Records about charts and figures
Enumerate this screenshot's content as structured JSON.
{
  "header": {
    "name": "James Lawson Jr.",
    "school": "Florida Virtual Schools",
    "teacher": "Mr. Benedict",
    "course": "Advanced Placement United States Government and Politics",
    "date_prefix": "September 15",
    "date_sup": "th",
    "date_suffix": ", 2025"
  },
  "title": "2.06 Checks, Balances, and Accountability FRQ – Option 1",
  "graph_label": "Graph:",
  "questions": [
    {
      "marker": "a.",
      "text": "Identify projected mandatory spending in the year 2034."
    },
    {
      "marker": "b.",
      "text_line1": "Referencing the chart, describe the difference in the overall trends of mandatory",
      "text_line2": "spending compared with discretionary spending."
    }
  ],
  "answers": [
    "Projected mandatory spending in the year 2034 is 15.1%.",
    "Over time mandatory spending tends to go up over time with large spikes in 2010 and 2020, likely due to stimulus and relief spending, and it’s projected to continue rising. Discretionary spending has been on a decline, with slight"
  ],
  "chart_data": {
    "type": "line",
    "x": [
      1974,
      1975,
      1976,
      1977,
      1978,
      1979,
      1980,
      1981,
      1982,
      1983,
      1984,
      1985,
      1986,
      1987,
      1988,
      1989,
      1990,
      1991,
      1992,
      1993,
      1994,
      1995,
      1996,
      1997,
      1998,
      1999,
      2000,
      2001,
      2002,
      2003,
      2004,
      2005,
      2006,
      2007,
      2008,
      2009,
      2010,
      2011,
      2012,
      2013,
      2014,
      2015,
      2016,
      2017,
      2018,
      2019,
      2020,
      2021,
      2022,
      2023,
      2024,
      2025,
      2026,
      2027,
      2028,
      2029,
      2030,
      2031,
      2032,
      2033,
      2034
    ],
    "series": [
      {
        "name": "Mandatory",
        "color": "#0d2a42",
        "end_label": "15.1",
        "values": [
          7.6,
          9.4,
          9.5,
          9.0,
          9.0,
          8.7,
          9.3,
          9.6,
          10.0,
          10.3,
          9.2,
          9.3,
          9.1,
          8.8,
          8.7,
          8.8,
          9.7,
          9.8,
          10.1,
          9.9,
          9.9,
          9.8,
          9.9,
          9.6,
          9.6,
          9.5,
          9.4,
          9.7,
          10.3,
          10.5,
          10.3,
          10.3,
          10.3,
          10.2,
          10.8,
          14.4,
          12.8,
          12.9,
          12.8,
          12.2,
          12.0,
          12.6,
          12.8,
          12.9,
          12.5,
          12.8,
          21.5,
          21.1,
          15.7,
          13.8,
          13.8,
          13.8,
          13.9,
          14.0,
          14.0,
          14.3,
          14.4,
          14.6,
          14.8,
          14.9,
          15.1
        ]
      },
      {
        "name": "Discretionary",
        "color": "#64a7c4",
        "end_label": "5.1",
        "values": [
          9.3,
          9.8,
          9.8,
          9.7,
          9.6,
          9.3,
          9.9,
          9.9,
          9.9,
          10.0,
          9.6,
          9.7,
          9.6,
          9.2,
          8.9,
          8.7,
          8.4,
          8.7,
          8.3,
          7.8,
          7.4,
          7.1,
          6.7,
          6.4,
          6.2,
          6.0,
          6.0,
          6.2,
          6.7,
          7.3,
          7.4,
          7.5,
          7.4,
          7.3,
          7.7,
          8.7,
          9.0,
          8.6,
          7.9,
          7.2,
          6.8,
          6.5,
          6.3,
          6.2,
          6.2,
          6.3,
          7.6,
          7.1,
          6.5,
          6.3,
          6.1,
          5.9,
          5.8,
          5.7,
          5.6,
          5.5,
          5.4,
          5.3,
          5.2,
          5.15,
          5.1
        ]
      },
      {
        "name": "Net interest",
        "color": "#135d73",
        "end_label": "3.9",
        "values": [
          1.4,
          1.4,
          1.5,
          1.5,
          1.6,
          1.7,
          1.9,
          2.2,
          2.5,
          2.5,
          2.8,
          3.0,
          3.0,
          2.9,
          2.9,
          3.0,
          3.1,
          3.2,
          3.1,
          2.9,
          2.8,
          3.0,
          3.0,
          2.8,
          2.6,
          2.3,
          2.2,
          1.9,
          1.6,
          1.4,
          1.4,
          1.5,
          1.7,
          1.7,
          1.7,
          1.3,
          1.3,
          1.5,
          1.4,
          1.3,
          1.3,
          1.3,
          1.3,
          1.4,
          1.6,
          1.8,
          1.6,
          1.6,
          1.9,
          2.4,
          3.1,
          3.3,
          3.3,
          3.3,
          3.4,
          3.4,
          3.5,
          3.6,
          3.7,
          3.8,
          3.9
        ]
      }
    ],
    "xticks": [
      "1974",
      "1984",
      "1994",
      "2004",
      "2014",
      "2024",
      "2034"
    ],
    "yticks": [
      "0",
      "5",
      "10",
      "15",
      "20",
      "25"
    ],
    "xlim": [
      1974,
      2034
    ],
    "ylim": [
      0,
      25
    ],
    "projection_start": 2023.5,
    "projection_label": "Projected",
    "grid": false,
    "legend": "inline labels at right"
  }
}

- **Given instruction**: Copy every line exactly. Leave nothing out.

- **Written response**:
Enumerate this screenshot's content as structured JSON.
{
  "header": {
    "name": "James Lawson Jr.",
    "school": "Florida Virtual Schools",
    "teacher": "Mr. Benedict",
    "course": "Advanced Placement United States Government and Politics",
    "date_prefix": "September 15",
    "date_sup": "th",
    "date_suffix": ", 2025"
  },
  "title": "2.06 Checks, Balances, and Accountability FRQ – Option 1",
  "graph_label": "Graph:",
  "questions": [
    {
      "marker": "a.",
      "text": "Identify projected mandatory spending in the year 2034."
    },
    {
      "marker": "b.",
      "text_line1": "Referencing the chart, describe the difference in the overall trends of mandatory",
      "text_line2": "spending compared with discretionary spending."
    }
  ],
  "answers": [
    "Projected mandatory spending in the year 2034 is 15.1%.",
    "Over time mandatory spending tends to go up over time with large spikes in 2010 and 2020, likely due to stimulus and relief spending, and it’s projected to continue rising. Discretionary spending has been on a decline, with slight"
  ],
  "chart_data": {
    "type": "line",
    "x": [
      1974,
      1975,
      1976,
      1977,
      1978,
      1979,
      1980,
      1981,
      1982,
      1983,
      1984,
      1985,
      1986,
      1987,
      1988,
      1989,
      1990,
      1991,
      1992,
      1993,
      1994,
      1995,
      1996,
      1997,
      1998,
      1999,
      2000,
      2001,
      2002,
      2003,
      2004,
      2005,
      2006,
      2007,
      2008,
      2009,
      2010,
      2011,
      2012,
      2013,
      2014,
      2015,
      2016,
      2017,
      2018,
      2019,
      2020,
      2021,
      2022,
      2023,
      2024,
      2025,
      2026,
      2027,
      2028,
      2029,
      2030,
      2031,
      2032,
      2033,
      2034
    ],
    "series": [
      {
        "name": "Mandatory",
        "color": "#0d2a42",
        "end_label": "15.1",
        "values": [
          7.6,
          9.4,
          9.5,
          9.0,
          9.0,
          8.7,
          9.3,
          9.6,
          10.0,
          10.3,
          9.2,
          9.3,
          9.1,
          8.8,
          8.7,
          8.8,
          9.7,
          9.8,
          10.1,
          9.9,
          9.9,
          9.8,
          9.9,
          9.6,
          9.6,
          9.5,
          9.4,
          9.7,
          10.3,
          10.5,
          10.3,
          10.3,
          10.3,
          10.2,
          10.8,
          14.4,
          12.8,
          12.9,
          12.8,
          12.2,
          12.0,
          12.6,
          12.8,
          12.9,
          12.5,
          12.8,
          21.5,
          21.1,
          15.7,
          13.8,
          13.8,
          13.8,
          13.9,
          14.0,
          14.0,
          14.3,
          14.4,
          14.6,
          14.8,
          14.9,
          15.1
        ]
      },
      {
        "name": "Discretionary",
        "color": "#64a7c4",
        "end_label": "5.1",
        "values": [
          9.3,
          9.8,
          9.8,
          9.7,
          9.6,
          9.3,
          9.9,
          9.9,
          9.9,
          10.0,
          9.6,
          9.7,
          9.6,
          9.2,
          8.9,
          8.7,
          8.4,
          8.7,
          8.3,
          7.8,
          7.4,
          7.1,
          6.7,
          6.4,
          6.2,
          6.0,
          6.0,
          6.2,
          6.7,
          7.3,
          7.4,
          7.5,
          7.4,
          7.3,
          7.7,
          8.7,
          9.0,
          8.6,
          7.9,
          7.2,
          6.8,
          6.5,
          6.3,
          6.2,
          6.2,
          6.3,
          7.6,
          7.1,
          6.5,
          6.3,
          6.1,
          5.9,
          5.8,
          5.7,
          5.6,
          5.5,
          5.4,
          5.3,
          5.2,
          5.15,
          5.1
        ]
      },
      {
        "name": "Net interest",
        "color": "#135d73",
        "end_label": "3.9",
        "values": [
          1.4,
          1.4,
          1.5,
          1.5,
          1.6,
          1.7,
          1.9,
          2.2,
          2.5,
          2.5,
          2.8,
          3.0,
          3.0,
          2.9,
          2.9,
          3.0,
          3.1,
          3.2,
          3.1,
          2.9,
          2.8,
          3.0,
          3.0,
          2.8,
          2.6,
          2.3,
          2.2,
          1.9,
          1.6,
          1.4,
          1.4,
          1.5,
          1.7,
          1.7,
          1.7,
          1.3,
          1.3,
          1.5,
          1.4,
          1.3,
          1.3,
          1.3,
          1.3,
          1.4,
          1.6,
          1.8,
          1.6,
          1.6,
          1.9,
          2.4,
          3.1,
          3.3,
          3.3,
          3.3,
          3.4,
          3.4,
          3.5,
          3.6,
          3.7,
          3.8,
          3.9
        ]
      }
    ],
    "xticks": [
      "1974",
      "1984",
      "1994",
      "2004",
      "2014",
      "2024",
      "2034"
    ],
    "yticks": [
      "0",
      "5",
      "10",
      "15",
      "20",
      "25"
    ],
    "xlim": [
      1974,
      2034
    ],
    "ylim": [
      0,
      25
    ],
    "projection_start": 2023.5,
    "projection_label": "Projected",
    "grid": false,
    "legend": "inline labels at right"
  }
}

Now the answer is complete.